-- BEGIN Items --

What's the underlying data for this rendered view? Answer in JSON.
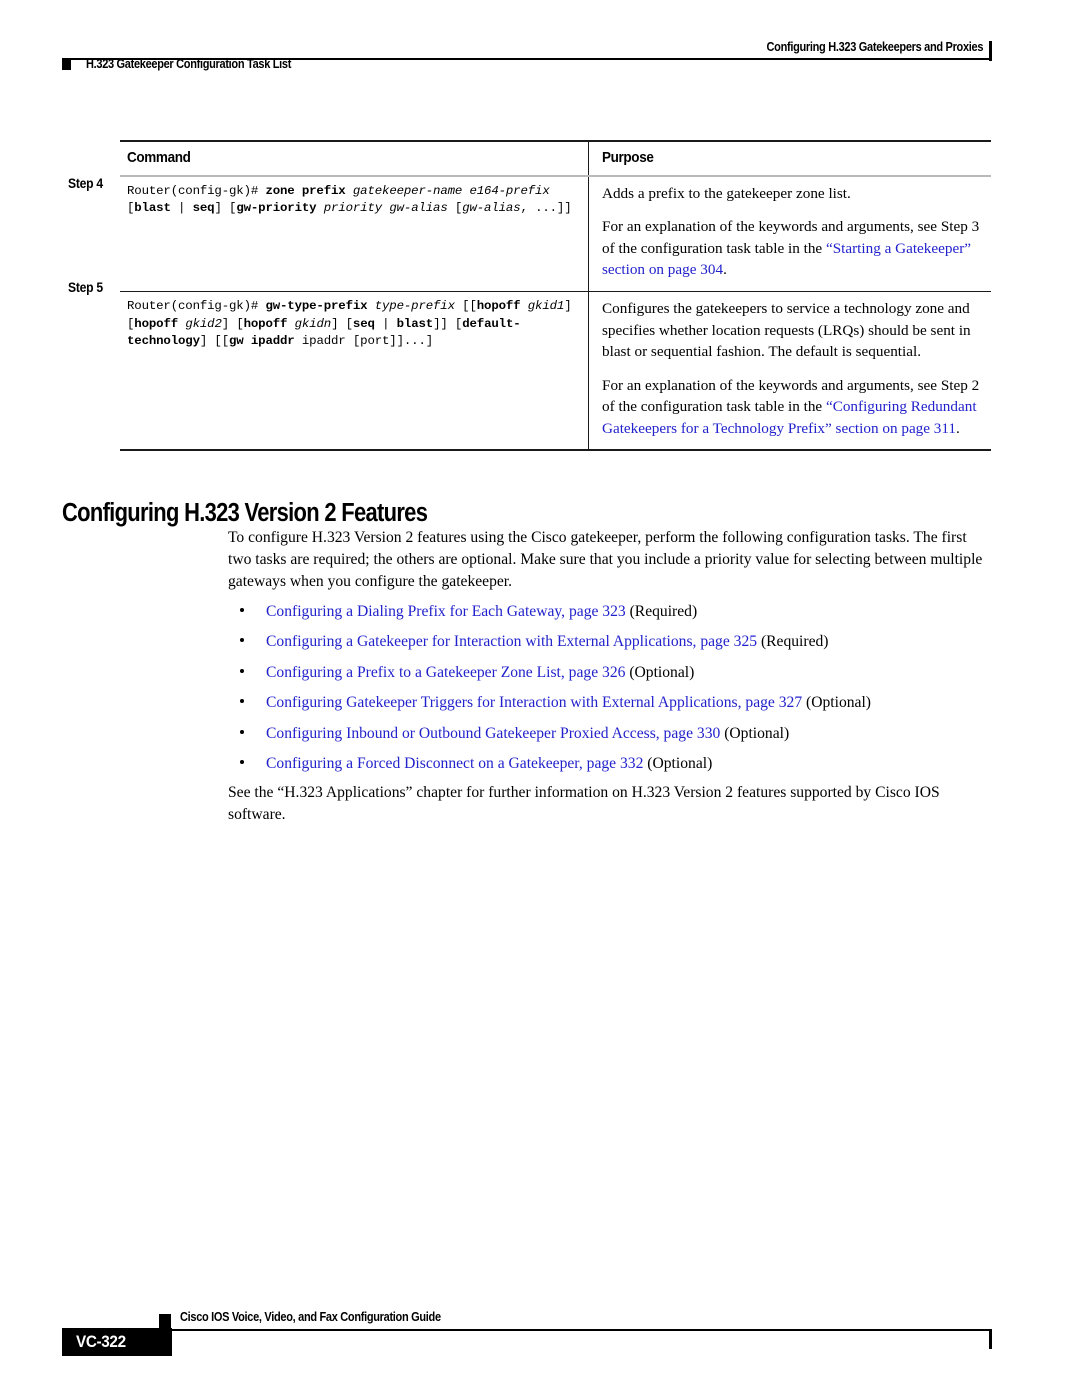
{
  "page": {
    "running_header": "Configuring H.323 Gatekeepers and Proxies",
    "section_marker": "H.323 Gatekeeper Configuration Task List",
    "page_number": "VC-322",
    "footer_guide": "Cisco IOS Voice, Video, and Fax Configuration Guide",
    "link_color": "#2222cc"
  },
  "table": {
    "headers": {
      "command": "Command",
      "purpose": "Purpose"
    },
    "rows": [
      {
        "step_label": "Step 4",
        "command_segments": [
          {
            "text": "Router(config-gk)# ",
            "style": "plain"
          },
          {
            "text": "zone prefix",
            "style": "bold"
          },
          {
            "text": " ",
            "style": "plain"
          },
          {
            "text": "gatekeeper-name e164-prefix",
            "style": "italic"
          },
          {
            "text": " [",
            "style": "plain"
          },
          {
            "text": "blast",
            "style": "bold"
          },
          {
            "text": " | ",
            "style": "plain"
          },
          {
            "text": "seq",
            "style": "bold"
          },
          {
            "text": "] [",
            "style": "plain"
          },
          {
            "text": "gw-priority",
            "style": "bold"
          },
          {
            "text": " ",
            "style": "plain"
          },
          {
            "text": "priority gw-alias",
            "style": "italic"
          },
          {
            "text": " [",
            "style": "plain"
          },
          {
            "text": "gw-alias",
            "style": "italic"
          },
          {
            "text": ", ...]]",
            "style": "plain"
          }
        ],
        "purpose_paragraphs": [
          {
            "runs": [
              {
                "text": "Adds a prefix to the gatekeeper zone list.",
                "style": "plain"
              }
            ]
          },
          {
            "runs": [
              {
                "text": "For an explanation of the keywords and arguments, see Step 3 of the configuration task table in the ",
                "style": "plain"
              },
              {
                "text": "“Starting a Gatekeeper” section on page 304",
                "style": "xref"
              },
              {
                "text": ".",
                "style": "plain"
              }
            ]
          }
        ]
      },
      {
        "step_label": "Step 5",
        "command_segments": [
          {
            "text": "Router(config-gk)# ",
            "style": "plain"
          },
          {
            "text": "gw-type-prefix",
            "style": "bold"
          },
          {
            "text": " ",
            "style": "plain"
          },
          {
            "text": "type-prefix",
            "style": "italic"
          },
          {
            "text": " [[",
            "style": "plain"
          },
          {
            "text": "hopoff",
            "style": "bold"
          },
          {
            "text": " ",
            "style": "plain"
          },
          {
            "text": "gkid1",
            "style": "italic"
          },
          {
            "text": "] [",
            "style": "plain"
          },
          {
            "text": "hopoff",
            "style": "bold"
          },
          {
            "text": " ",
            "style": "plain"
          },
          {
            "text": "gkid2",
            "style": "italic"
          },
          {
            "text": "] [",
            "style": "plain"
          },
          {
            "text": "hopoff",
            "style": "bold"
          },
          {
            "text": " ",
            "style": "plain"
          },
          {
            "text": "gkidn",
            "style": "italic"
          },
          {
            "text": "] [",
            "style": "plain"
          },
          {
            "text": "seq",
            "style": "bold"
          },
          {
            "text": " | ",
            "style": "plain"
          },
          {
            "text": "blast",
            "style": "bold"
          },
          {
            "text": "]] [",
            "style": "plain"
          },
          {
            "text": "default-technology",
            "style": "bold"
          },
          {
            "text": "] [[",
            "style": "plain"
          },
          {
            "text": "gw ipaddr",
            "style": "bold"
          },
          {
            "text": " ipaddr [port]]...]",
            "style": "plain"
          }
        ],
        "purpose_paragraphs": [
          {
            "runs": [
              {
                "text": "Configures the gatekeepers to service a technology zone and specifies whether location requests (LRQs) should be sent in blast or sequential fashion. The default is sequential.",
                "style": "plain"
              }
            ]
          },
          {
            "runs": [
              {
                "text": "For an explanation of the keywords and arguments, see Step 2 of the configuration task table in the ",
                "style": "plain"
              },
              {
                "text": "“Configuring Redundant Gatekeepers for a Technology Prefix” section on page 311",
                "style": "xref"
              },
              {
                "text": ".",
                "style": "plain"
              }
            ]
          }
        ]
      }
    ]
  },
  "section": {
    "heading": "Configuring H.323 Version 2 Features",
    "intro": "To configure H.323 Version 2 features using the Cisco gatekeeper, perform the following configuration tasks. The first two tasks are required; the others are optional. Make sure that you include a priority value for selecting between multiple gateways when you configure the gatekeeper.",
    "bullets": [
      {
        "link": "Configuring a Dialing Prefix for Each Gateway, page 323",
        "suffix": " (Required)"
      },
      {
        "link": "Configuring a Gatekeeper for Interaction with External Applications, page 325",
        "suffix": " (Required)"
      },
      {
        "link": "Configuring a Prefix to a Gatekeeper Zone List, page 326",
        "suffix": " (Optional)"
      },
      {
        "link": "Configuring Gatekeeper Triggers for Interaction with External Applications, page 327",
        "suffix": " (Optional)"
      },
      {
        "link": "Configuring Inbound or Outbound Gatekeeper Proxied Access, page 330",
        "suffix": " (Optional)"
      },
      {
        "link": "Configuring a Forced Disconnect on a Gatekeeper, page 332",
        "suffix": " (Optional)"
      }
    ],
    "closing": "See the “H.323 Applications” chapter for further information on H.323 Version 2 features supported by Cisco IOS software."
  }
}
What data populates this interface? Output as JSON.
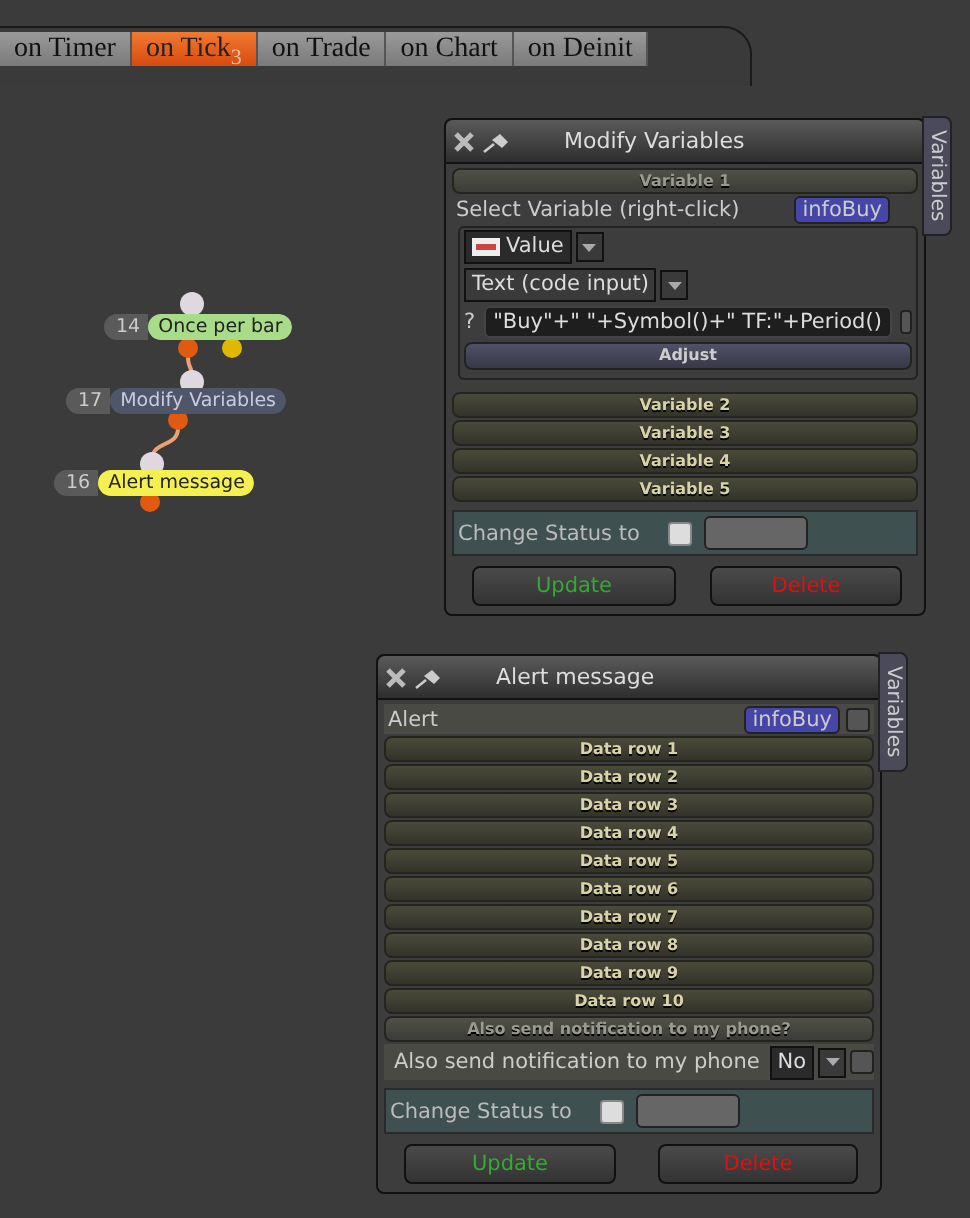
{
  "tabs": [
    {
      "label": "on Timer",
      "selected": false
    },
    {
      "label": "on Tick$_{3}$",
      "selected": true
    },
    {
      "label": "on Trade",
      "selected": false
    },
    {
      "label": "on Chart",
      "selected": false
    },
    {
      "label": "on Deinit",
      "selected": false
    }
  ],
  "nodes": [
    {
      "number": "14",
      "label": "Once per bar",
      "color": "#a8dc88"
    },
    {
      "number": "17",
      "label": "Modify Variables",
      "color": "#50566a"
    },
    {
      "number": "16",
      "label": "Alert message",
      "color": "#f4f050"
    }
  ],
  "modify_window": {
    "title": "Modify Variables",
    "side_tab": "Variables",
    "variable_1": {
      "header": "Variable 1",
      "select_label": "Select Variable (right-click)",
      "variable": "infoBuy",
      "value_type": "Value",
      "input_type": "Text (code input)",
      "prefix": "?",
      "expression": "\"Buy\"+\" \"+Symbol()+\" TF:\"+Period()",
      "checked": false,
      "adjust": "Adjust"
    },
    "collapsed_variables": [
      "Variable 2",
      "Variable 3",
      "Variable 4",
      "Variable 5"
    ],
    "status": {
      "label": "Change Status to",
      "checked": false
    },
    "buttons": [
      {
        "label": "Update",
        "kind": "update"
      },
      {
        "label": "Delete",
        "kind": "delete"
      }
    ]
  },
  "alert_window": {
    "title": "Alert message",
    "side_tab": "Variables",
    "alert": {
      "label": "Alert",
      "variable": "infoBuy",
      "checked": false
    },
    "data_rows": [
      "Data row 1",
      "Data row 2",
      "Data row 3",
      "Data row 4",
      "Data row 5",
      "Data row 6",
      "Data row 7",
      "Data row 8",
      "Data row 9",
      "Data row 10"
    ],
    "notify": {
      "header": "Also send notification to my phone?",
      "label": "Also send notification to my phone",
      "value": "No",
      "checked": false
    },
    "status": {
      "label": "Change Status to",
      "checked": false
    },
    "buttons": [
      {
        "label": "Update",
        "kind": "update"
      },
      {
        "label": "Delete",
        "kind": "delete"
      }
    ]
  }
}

-- END Items --
-- BEGIN Items --

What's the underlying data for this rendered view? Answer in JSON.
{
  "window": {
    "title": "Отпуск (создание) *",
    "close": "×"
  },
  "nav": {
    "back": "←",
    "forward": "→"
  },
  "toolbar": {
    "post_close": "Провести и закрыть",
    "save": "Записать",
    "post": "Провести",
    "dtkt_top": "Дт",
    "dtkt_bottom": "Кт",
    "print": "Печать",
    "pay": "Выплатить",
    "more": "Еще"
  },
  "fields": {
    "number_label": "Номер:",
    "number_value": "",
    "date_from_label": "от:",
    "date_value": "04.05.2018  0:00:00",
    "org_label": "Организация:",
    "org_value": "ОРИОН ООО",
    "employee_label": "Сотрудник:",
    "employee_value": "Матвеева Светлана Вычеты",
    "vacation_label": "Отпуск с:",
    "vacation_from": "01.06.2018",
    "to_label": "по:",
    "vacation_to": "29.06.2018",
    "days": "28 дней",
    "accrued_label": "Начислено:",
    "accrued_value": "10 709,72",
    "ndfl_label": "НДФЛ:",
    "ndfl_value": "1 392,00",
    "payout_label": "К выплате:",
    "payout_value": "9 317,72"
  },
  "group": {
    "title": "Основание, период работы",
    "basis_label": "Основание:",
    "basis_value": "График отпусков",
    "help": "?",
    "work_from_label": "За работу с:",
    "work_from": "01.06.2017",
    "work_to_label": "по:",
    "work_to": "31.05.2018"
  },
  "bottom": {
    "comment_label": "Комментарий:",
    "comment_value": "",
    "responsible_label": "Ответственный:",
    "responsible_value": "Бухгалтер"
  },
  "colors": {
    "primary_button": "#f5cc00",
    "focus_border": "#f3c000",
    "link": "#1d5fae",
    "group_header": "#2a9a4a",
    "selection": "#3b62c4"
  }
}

-- END Items --
-- BEGIN Items --

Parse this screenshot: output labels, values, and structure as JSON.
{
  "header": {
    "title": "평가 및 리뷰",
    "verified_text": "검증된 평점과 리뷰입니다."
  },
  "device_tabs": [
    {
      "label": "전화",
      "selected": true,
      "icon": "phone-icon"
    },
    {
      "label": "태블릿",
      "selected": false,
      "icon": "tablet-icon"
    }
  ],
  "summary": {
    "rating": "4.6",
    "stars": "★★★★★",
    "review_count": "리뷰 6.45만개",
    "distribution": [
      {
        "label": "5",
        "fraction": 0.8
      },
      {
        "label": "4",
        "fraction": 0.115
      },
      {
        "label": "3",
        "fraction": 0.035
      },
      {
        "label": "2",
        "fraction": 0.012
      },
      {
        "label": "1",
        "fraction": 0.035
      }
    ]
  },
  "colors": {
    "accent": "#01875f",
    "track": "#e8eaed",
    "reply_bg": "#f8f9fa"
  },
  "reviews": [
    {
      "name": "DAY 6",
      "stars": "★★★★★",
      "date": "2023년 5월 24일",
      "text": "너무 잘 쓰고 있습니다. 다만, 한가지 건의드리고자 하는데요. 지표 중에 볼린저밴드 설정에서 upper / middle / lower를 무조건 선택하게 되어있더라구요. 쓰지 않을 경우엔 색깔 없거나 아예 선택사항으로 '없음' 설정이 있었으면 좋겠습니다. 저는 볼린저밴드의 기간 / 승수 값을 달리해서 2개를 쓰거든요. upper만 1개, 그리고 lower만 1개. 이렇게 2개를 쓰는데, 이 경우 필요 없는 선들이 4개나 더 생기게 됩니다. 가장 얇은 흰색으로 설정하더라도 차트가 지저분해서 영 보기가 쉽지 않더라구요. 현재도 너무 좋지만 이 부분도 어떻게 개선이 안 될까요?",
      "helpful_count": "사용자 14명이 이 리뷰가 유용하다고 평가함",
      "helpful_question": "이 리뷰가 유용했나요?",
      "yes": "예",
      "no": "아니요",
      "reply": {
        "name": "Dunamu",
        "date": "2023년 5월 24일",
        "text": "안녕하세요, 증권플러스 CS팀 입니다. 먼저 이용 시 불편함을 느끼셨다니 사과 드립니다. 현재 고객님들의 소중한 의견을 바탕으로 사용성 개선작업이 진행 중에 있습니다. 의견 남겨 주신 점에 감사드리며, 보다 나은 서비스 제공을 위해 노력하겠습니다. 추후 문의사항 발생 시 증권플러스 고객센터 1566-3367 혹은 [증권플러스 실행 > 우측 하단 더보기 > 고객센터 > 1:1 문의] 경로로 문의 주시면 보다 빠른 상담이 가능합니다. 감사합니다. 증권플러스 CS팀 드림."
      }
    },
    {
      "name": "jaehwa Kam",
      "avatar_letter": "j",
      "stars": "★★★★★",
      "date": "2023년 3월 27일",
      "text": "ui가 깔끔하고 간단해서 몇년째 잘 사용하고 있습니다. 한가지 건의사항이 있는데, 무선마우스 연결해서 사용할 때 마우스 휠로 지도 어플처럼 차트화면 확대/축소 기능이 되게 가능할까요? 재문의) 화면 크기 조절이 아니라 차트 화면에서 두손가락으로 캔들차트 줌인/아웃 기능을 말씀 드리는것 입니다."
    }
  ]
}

-- END Items --

(Exercise goal): Pull out each line of the entries that contains "message".

(Solution for this exercise):
      "label": "Alert message",
    "title": "Alert message",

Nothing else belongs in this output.